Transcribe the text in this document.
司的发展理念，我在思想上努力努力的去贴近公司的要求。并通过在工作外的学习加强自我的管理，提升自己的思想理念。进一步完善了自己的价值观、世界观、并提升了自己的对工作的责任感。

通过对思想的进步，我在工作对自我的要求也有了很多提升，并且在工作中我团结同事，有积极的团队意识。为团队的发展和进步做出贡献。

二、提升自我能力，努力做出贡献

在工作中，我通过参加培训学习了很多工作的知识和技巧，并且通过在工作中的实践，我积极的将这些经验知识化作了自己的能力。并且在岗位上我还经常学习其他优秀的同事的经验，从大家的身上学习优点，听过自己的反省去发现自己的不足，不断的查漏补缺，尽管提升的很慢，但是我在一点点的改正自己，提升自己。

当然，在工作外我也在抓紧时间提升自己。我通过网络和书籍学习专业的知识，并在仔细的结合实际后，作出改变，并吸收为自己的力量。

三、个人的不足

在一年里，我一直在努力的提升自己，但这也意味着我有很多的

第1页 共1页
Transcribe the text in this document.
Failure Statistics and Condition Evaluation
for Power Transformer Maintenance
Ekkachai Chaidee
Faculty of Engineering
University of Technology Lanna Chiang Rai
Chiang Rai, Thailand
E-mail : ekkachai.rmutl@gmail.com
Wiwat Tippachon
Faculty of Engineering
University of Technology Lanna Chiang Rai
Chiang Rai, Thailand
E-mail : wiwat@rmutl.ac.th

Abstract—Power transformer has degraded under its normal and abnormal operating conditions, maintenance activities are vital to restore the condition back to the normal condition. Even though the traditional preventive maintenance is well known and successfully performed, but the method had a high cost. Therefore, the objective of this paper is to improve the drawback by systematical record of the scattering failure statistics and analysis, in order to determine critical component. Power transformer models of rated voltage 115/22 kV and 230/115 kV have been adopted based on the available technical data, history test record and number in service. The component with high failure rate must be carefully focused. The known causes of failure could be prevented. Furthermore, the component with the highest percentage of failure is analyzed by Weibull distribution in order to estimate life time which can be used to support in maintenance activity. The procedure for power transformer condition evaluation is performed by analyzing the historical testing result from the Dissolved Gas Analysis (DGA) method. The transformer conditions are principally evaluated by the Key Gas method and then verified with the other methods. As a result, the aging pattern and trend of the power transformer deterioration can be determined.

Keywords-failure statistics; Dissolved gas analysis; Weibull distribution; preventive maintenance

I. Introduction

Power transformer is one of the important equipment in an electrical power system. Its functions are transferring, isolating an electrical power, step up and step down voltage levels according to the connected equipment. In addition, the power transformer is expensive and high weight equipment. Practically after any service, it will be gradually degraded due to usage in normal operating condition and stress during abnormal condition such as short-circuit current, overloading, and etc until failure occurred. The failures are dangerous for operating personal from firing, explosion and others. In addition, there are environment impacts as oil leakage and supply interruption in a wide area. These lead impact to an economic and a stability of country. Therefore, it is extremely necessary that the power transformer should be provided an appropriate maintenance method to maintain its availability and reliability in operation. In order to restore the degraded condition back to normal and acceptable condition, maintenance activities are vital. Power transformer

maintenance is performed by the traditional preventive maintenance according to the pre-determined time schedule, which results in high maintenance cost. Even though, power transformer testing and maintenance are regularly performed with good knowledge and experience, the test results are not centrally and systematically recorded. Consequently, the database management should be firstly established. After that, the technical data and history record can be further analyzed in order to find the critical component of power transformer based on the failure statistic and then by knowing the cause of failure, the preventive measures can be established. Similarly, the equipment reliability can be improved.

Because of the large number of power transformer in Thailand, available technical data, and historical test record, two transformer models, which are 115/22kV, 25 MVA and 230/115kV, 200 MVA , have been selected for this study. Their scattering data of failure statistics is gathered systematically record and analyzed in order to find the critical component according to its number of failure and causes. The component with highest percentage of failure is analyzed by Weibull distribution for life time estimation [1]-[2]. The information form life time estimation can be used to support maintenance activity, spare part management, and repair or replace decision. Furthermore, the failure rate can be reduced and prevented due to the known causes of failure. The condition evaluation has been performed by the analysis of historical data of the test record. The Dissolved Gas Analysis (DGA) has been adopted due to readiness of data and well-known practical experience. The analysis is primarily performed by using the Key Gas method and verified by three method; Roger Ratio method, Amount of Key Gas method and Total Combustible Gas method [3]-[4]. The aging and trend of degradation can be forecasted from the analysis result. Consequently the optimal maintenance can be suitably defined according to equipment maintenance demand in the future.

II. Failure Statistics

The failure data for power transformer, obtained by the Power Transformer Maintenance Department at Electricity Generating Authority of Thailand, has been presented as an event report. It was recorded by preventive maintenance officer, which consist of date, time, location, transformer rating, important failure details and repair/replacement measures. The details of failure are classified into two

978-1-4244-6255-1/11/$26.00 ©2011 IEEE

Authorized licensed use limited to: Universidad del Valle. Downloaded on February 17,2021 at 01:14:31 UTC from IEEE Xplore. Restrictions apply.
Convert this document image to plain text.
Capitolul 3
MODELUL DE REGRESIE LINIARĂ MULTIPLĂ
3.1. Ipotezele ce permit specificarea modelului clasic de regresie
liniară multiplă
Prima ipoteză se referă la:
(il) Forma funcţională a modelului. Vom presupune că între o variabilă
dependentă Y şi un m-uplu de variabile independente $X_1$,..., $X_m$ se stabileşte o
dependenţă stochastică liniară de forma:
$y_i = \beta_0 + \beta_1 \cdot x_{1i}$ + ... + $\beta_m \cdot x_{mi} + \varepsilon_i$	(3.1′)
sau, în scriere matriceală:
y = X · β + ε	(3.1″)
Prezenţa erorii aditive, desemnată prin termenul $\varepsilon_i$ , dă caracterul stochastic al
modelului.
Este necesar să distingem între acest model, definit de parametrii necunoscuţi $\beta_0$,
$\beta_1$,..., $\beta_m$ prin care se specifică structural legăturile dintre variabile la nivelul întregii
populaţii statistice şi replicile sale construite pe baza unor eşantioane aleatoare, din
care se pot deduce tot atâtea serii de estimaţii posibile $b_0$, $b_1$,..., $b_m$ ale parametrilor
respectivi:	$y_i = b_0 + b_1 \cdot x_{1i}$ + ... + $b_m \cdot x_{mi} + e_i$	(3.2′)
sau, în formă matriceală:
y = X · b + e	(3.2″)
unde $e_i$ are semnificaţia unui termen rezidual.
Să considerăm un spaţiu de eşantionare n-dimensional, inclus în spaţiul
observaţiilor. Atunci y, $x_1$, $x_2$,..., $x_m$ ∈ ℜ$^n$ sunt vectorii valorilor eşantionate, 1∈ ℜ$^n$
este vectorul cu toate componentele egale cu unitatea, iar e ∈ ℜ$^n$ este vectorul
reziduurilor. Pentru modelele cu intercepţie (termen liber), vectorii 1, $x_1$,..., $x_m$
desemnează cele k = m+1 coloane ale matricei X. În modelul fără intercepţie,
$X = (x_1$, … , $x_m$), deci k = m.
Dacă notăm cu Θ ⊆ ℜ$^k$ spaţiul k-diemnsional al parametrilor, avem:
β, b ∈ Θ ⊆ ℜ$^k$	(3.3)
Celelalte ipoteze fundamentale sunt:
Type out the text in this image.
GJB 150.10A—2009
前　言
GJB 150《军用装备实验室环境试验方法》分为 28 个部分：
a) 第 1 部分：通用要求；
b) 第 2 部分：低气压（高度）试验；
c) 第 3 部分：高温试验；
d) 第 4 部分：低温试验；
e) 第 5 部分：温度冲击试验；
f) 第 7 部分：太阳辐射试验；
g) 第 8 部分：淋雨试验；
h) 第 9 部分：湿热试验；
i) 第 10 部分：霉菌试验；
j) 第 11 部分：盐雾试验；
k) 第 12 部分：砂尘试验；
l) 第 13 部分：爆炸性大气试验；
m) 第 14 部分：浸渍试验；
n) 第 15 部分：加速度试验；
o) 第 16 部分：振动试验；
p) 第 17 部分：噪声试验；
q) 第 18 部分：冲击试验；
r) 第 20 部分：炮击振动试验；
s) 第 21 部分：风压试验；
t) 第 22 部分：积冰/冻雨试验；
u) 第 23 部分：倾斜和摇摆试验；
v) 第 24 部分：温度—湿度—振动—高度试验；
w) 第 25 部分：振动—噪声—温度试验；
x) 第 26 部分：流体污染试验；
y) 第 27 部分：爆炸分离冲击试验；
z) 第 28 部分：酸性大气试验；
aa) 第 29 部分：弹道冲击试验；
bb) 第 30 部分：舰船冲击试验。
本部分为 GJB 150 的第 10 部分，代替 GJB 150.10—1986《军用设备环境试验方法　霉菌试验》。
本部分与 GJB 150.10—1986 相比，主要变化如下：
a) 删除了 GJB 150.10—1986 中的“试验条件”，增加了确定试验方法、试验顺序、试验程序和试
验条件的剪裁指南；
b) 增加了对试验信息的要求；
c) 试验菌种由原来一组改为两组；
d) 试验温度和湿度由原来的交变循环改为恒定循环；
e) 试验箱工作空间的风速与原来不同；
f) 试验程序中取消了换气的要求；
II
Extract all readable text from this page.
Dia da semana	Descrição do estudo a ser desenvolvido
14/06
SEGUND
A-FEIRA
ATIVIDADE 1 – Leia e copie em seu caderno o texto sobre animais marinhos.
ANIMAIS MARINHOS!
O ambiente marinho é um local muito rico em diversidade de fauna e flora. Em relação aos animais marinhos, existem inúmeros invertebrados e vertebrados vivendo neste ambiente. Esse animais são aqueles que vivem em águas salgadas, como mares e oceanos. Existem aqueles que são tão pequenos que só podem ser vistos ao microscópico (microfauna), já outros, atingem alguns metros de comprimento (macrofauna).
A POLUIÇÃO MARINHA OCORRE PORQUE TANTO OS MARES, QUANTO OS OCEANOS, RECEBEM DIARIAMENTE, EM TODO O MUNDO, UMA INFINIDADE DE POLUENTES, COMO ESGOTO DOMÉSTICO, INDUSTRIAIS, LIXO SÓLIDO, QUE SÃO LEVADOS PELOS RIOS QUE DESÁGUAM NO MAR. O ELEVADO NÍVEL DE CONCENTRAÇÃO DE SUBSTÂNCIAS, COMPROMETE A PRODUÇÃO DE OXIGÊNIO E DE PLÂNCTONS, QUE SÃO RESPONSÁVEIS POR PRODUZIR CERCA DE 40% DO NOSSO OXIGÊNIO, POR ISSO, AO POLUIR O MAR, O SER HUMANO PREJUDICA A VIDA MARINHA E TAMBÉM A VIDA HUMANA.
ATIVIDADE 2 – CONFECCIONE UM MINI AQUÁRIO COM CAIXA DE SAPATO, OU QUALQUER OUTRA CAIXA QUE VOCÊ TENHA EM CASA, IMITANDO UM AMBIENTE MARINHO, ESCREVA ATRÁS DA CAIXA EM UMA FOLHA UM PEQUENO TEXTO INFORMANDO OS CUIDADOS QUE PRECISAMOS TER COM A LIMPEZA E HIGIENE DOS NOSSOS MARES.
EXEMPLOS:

Goal: Look over the listing above. Pick out and copy every line that includes "experience".

Solved exercise:
maintenance is performed by the traditional preventive maintenance according to the pre-determined time schedule, which results in high maintenance cost. Even though, power transformer testing and maintenance are regularly performed with good knowledge and experience, the test results are not centrally and systematically recorded. Consequently, the database management should be firstly established. After that, the technical data and history record can be further analyzed in order to find the critical component of power transformer based on the failure statistic and then by knowing the cause of failure, the preventive measures can be established. Similarly, the equipment reliability can be improved.
Because of the large number of power transformer in Thailand, available technical data, and historical test record, two transformer models, which are 115/22kV, 25 MVA and 230/115kV, 200 MVA , have been selected for this study. Their scattering data of failure statistics is gathered systematically record and analyzed in order to find the critical component according to its number of failure and causes. The component with highest percentage of failure is analyzed by Weibull distribution for life time estimation [1]-[2]. The information form life time estimation can be used to support maintenance activity, spare part management, and repair or replace decision. Furthermore, the failure rate can be reduced and prevented due to the known causes of failure. The condition evaluation has been performed by the analysis of historical data of the test record. The Dissolved Gas Analysis (DGA) has been adopted due to readiness of data and well-known practical experience. The analysis is primarily performed by using the Key Gas method and verified by three method; Roger Ratio method, Amount of Key Gas method and Total Combustible Gas method [3]-[4]. The aging and trend of degradation can be forecasted from the analysis result. Consequently the optimal maintenance can be suitably defined according to equipment maintenance demand in the future.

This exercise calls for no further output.